◆ What you should do: Repeat the records below exactly, leaving out every picture.

## Begin Information given

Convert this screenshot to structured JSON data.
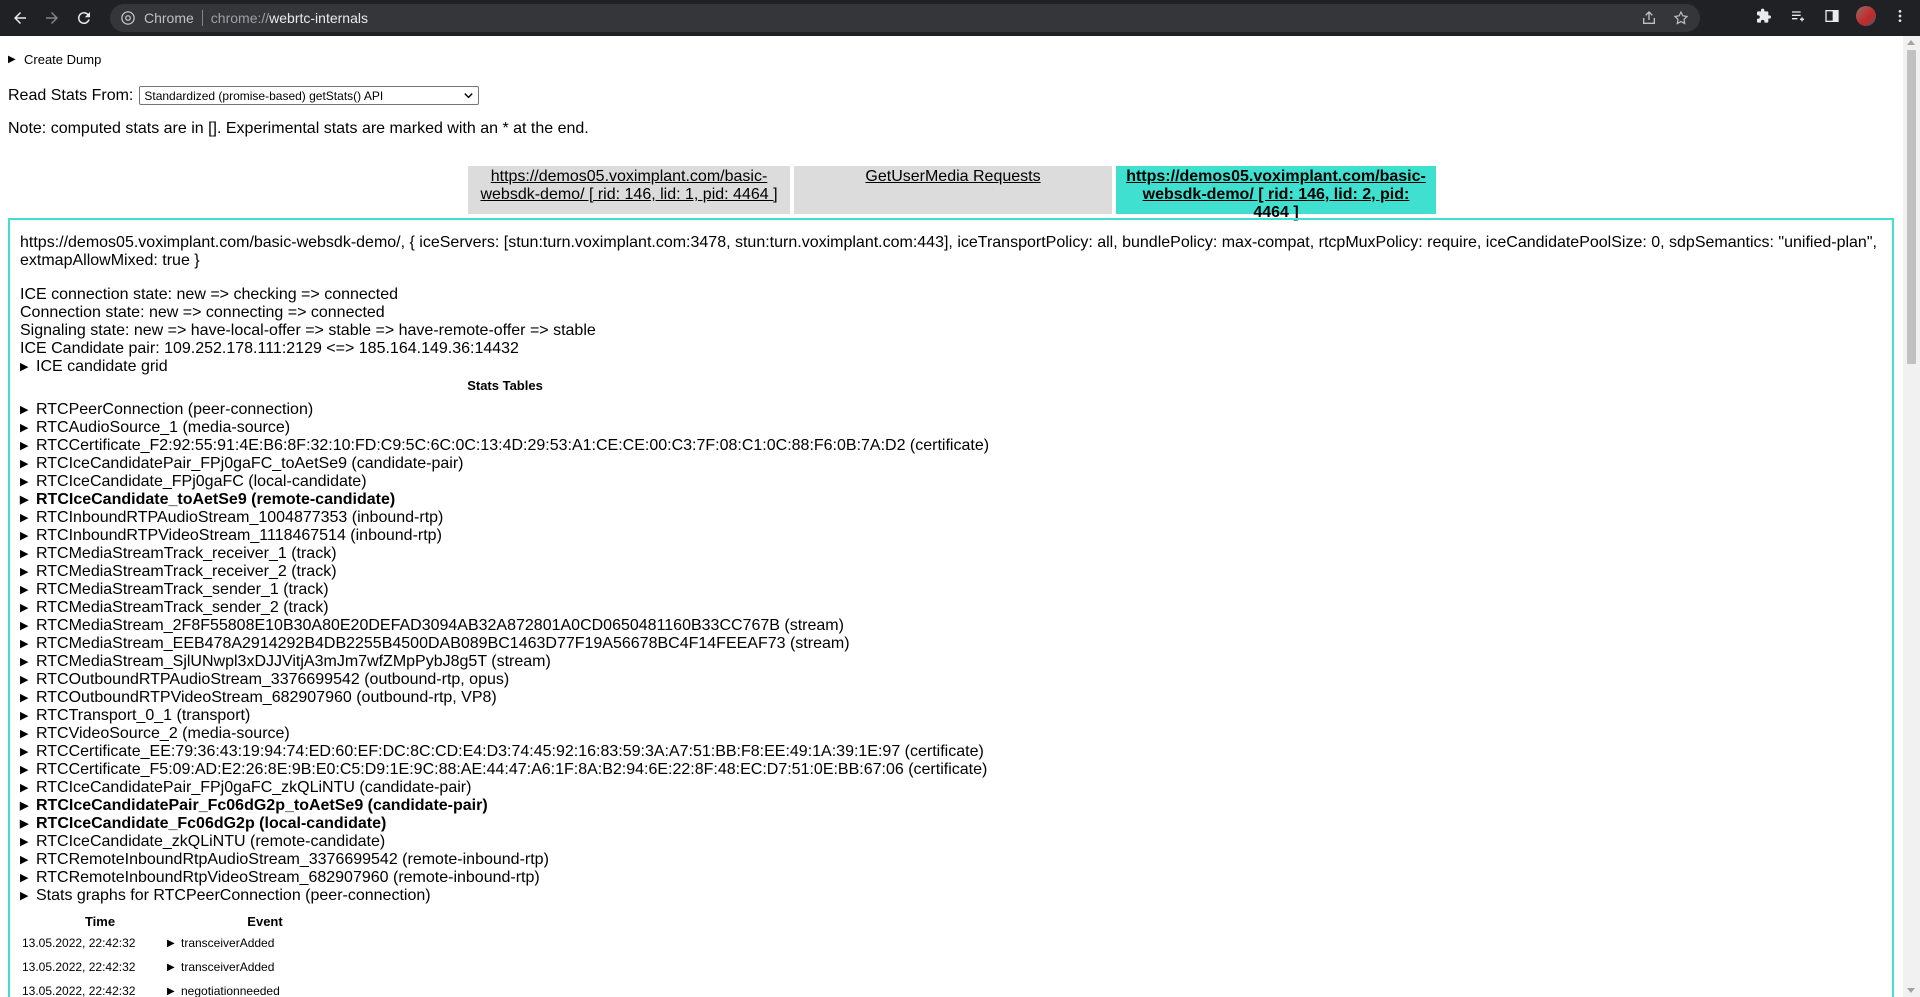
{
  "browser": {
    "scheme_label": "Chrome",
    "url_prefix": "chrome://",
    "url_host": "webrtc-internals"
  },
  "page": {
    "create_dump": "Create Dump",
    "read_stats_label": "Read Stats From:",
    "read_stats_selected": "Standardized (promise-based) getStats() API",
    "note": "Note: computed stats are in []. Experimental stats are marked with an * at the end."
  },
  "tabs": [
    {
      "line1": "https://demos05.voximplant.com/basic-",
      "line2": "websdk-demo/ [ rid: 146, lid: 1, pid: 4464 ]"
    },
    {
      "line1": "GetUserMedia Requests",
      "line2": ""
    },
    {
      "line1": "https://demos05.voximplant.com/basic-",
      "line2": "websdk-demo/ [ rid: 146, lid: 2, pid: 4464 ]"
    }
  ],
  "panel": {
    "config": "https://demos05.voximplant.com/basic-websdk-demo/, { iceServers: [stun:turn.voximplant.com:3478, stun:turn.voximplant.com:443], iceTransportPolicy: all, bundlePolicy: max-compat, rtcpMuxPolicy: require, iceCandidatePoolSize: 0, sdpSemantics: \"unified-plan\", extmapAllowMixed: true }",
    "ice_state": "ICE connection state: new => checking => connected",
    "conn_state": "Connection state: new => connecting => connected",
    "sig_state": "Signaling state: new => have-local-offer => stable => have-remote-offer => stable",
    "ice_pair": "ICE Candidate pair: 109.252.178.111:2129 <=> 185.164.149.36:14432",
    "ice_grid": "ICE candidate grid",
    "stats_tables_title": "Stats Tables",
    "stats_items": [
      "RTCPeerConnection (peer-connection)",
      "RTCAudioSource_1 (media-source)",
      "RTCCertificate_F2:92:55:91:4E:B6:8F:32:10:FD:C9:5C:6C:0C:13:4D:29:53:A1:CE:CE:00:C3:7F:08:C1:0C:88:F6:0B:7A:D2 (certificate)",
      "RTCIceCandidatePair_FPj0gaFC_toAetSe9 (candidate-pair)",
      "RTCIceCandidate_FPj0gaFC (local-candidate)",
      "RTCIceCandidate_toAetSe9 (remote-candidate)",
      "RTCInboundRTPAudioStream_1004877353 (inbound-rtp)",
      "RTCInboundRTPVideoStream_1118467514 (inbound-rtp)",
      "RTCMediaStreamTrack_receiver_1 (track)",
      "RTCMediaStreamTrack_receiver_2 (track)",
      "RTCMediaStreamTrack_sender_1 (track)",
      "RTCMediaStreamTrack_sender_2 (track)",
      "RTCMediaStream_2F8F55808E10B30A80E20DEFAD3094AB32A872801A0CD0650481160B33CC767B (stream)",
      "RTCMediaStream_EEB478A2914292B4DB2255B4500DAB089BC1463D77F19A56678BC4F14FEEAF73 (stream)",
      "RTCMediaStream_SjlUNwpl3xDJJVitjA3mJm7wfZMpPybJ8g5T (stream)",
      "RTCOutboundRTPAudioStream_3376699542 (outbound-rtp, opus)",
      "RTCOutboundRTPVideoStream_682907960 (outbound-rtp, VP8)",
      "RTCTransport_0_1 (transport)",
      "RTCVideoSource_2 (media-source)",
      "RTCCertificate_EE:79:36:43:19:94:74:ED:60:EF:DC:8C:CD:E4:D3:74:45:92:16:83:59:3A:A7:51:BB:F8:EE:49:1A:39:1E:97 (certificate)",
      "RTCCertificate_F5:09:AD:E2:26:8E:9B:E0:C5:D9:1E:9C:88:AE:44:47:A6:1F:8A:B2:94:6E:22:8F:48:EC:D7:51:0E:BB:67:06 (certificate)",
      "RTCIceCandidatePair_FPj0gaFC_zkQLiNTU (candidate-pair)",
      "RTCIceCandidatePair_Fc06dG2p_toAetSe9 (candidate-pair)",
      "RTCIceCandidate_Fc06dG2p (local-candidate)",
      "RTCIceCandidate_zkQLiNTU (remote-candidate)",
      "RTCRemoteInboundRtpAudioStream_3376699542 (remote-inbound-rtp)",
      "RTCRemoteInboundRtpVideoStream_682907960 (remote-inbound-rtp)",
      "Stats graphs for RTCPeerConnection (peer-connection)"
    ],
    "bold_indices": [
      5,
      22,
      23
    ],
    "events_header": {
      "time": "Time",
      "event": "Event"
    },
    "events": [
      {
        "time": "13.05.2022, 22:42:32",
        "event": "transceiverAdded"
      },
      {
        "time": "13.05.2022, 22:42:32",
        "event": "transceiverAdded"
      },
      {
        "time": "13.05.2022, 22:42:32",
        "event": "negotiationneeded"
      }
    ]
  }
}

## End Information given

◆ Correct output:
Convert this screenshot to structured JSON data.
{
  "browser": {
    "scheme_label": "Chrome",
    "url_prefix": "chrome://",
    "url_host": "webrtc-internals"
  },
  "page": {
    "create_dump": "Create Dump",
    "read_stats_label": "Read Stats From:",
    "read_stats_selected": "Standardized (promise-based) getStats() API",
    "note": "Note: computed stats are in []. Experimental stats are marked with an * at the end."
  },
  "tabs": [
    {
      "line1": "https://demos05.voximplant.com/basic-",
      "line2": "websdk-demo/ [ rid: 146, lid: 1, pid: 4464 ]"
    },
    {
      "line1": "GetUserMedia Requests",
      "line2": ""
    },
    {
      "line1": "https://demos05.voximplant.com/basic-",
      "line2": "websdk-demo/ [ rid: 146, lid: 2, pid: 4464 ]"
    }
  ],
  "panel": {
    "config": "https://demos05.voximplant.com/basic-websdk-demo/, { iceServers: [stun:turn.voximplant.com:3478, stun:turn.voximplant.com:443], iceTransportPolicy: all, bundlePolicy: max-compat, rtcpMuxPolicy: require, iceCandidatePoolSize: 0, sdpSemantics: \"unified-plan\", extmapAllowMixed: true }",
    "ice_state": "ICE connection state: new => checking => connected",
    "conn_state": "Connection state: new => connecting => connected",
    "sig_state": "Signaling state: new => have-local-offer => stable => have-remote-offer => stable",
    "ice_pair": "ICE Candidate pair: 109.252.178.111:2129 <=> 185.164.149.36:14432",
    "ice_grid": "ICE candidate grid",
    "stats_tables_title": "Stats Tables",
    "stats_items": [
      "RTCPeerConnection (peer-connection)",
      "RTCAudioSource_1 (media-source)",
      "RTCCertificate_F2:92:55:91:4E:B6:8F:32:10:FD:C9:5C:6C:0C:13:4D:29:53:A1:CE:CE:00:C3:7F:08:C1:0C:88:F6:0B:7A:D2 (certificate)",
      "RTCIceCandidatePair_FPj0gaFC_toAetSe9 (candidate-pair)",
      "RTCIceCandidate_FPj0gaFC (local-candidate)",
      "RTCIceCandidate_toAetSe9 (remote-candidate)",
      "RTCInboundRTPAudioStream_1004877353 (inbound-rtp)",
      "RTCInboundRTPVideoStream_1118467514 (inbound-rtp)",
      "RTCMediaStreamTrack_receiver_1 (track)",
      "RTCMediaStreamTrack_receiver_2 (track)",
      "RTCMediaStreamTrack_sender_1 (track)",
      "RTCMediaStreamTrack_sender_2 (track)",
      "RTCMediaStream_2F8F55808E10B30A80E20DEFAD3094AB32A872801A0CD0650481160B33CC767B (stream)",
      "RTCMediaStream_EEB478A2914292B4DB2255B4500DAB089BC1463D77F19A56678BC4F14FEEAF73 (stream)",
      "RTCMediaStream_SjlUNwpl3xDJJVitjA3mJm7wfZMpPybJ8g5T (stream)",
      "RTCOutboundRTPAudioStream_3376699542 (outbound-rtp, opus)",
      "RTCOutboundRTPVideoStream_682907960 (outbound-rtp, VP8)",
      "RTCTransport_0_1 (transport)",
      "RTCVideoSource_2 (media-source)",
      "RTCCertificate_EE:79:36:43:19:94:74:ED:60:EF:DC:8C:CD:E4:D3:74:45:92:16:83:59:3A:A7:51:BB:F8:EE:49:1A:39:1E:97 (certificate)",
      "RTCCertificate_F5:09:AD:E2:26:8E:9B:E0:C5:D9:1E:9C:88:AE:44:47:A6:1F:8A:B2:94:6E:22:8F:48:EC:D7:51:0E:BB:67:06 (certificate)",
      "RTCIceCandidatePair_FPj0gaFC_zkQLiNTU (candidate-pair)",
      "RTCIceCandidatePair_Fc06dG2p_toAetSe9 (candidate-pair)",
      "RTCIceCandidate_Fc06dG2p (local-candidate)",
      "RTCIceCandidate_zkQLiNTU (remote-candidate)",
      "RTCRemoteInboundRtpAudioStream_3376699542 (remote-inbound-rtp)",
      "RTCRemoteInboundRtpVideoStream_682907960 (remote-inbound-rtp)",
      "Stats graphs for RTCPeerConnection (peer-connection)"
    ],
    "bold_indices": [
      5,
      22,
      23
    ],
    "events_header": {
      "time": "Time",
      "event": "Event"
    },
    "events": [
      {
        "time": "13.05.2022, 22:42:32",
        "event": "transceiverAdded"
      },
      {
        "time": "13.05.2022, 22:42:32",
        "event": "transceiverAdded"
      },
      {
        "time": "13.05.2022, 22:42:32",
        "event": "negotiationneeded"
      }
    ]
  }
}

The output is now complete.